Set problem | Where a line holds the string "this", return that line.

Dataset records:
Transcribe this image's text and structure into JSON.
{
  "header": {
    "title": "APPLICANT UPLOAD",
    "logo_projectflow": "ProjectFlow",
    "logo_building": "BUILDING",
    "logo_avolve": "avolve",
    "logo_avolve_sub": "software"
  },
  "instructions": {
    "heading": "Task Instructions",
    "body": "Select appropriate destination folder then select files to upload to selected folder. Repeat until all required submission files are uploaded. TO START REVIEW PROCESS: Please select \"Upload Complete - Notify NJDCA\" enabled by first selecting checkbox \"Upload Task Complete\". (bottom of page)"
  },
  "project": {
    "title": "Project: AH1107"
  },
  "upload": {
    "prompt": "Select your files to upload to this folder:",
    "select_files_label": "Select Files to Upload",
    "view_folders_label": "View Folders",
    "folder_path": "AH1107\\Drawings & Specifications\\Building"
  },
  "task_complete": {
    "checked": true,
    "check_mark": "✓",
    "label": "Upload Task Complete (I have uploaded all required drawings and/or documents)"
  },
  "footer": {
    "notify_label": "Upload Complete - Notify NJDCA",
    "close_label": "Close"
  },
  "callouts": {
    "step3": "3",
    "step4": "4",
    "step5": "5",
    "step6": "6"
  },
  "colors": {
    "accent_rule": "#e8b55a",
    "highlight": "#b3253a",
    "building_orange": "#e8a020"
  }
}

--

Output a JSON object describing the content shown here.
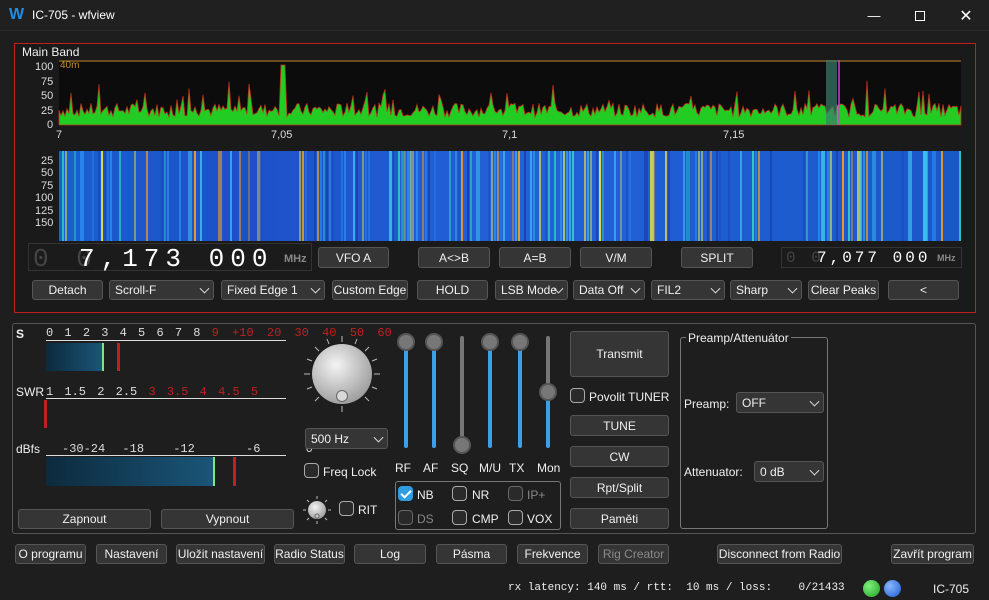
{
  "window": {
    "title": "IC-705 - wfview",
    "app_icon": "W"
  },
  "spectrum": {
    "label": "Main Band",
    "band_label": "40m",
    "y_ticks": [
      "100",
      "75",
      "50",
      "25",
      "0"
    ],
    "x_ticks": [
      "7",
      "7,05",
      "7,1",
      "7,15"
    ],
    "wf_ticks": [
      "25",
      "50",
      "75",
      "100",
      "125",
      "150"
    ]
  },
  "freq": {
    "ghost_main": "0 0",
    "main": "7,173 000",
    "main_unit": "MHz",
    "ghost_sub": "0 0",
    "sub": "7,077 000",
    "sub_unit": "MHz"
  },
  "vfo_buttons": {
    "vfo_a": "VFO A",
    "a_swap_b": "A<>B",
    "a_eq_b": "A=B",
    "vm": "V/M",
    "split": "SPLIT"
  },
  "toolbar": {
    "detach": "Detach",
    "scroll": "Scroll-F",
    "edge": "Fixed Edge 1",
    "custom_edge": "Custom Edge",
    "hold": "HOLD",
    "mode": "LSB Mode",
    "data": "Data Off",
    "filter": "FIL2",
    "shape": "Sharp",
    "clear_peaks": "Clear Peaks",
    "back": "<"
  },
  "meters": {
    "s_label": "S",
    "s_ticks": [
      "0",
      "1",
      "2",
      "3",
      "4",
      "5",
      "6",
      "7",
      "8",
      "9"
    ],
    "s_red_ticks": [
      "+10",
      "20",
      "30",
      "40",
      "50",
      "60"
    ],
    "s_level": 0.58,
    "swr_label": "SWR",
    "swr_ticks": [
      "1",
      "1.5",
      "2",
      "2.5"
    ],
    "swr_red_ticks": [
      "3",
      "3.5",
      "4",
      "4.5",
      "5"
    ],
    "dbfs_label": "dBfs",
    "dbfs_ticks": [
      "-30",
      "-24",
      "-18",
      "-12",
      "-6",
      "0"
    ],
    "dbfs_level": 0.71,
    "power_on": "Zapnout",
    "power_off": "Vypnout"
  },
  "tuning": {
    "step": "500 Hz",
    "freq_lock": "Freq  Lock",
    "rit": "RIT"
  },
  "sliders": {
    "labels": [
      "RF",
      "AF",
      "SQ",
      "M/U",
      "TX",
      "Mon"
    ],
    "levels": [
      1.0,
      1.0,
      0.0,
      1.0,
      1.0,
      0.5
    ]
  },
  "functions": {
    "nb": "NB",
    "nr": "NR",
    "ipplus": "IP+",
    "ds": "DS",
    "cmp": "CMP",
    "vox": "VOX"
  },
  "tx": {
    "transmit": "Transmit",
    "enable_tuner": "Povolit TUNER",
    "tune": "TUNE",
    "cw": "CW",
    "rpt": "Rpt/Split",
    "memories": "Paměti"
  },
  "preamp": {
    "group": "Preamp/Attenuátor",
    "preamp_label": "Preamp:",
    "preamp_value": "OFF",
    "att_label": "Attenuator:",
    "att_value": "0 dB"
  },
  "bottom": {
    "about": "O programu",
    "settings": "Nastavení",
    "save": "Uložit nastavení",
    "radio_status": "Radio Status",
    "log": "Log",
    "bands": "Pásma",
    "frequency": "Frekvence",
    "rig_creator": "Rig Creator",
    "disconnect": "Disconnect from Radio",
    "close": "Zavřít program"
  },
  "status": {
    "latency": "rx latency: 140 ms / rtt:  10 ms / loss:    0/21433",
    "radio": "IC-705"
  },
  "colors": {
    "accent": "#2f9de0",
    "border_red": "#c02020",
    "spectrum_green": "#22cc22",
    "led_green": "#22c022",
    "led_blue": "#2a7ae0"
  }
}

Worked solution |
Transcribe this image's text and structure into JSON.
    "prompt": "Select your files to upload to this folder:",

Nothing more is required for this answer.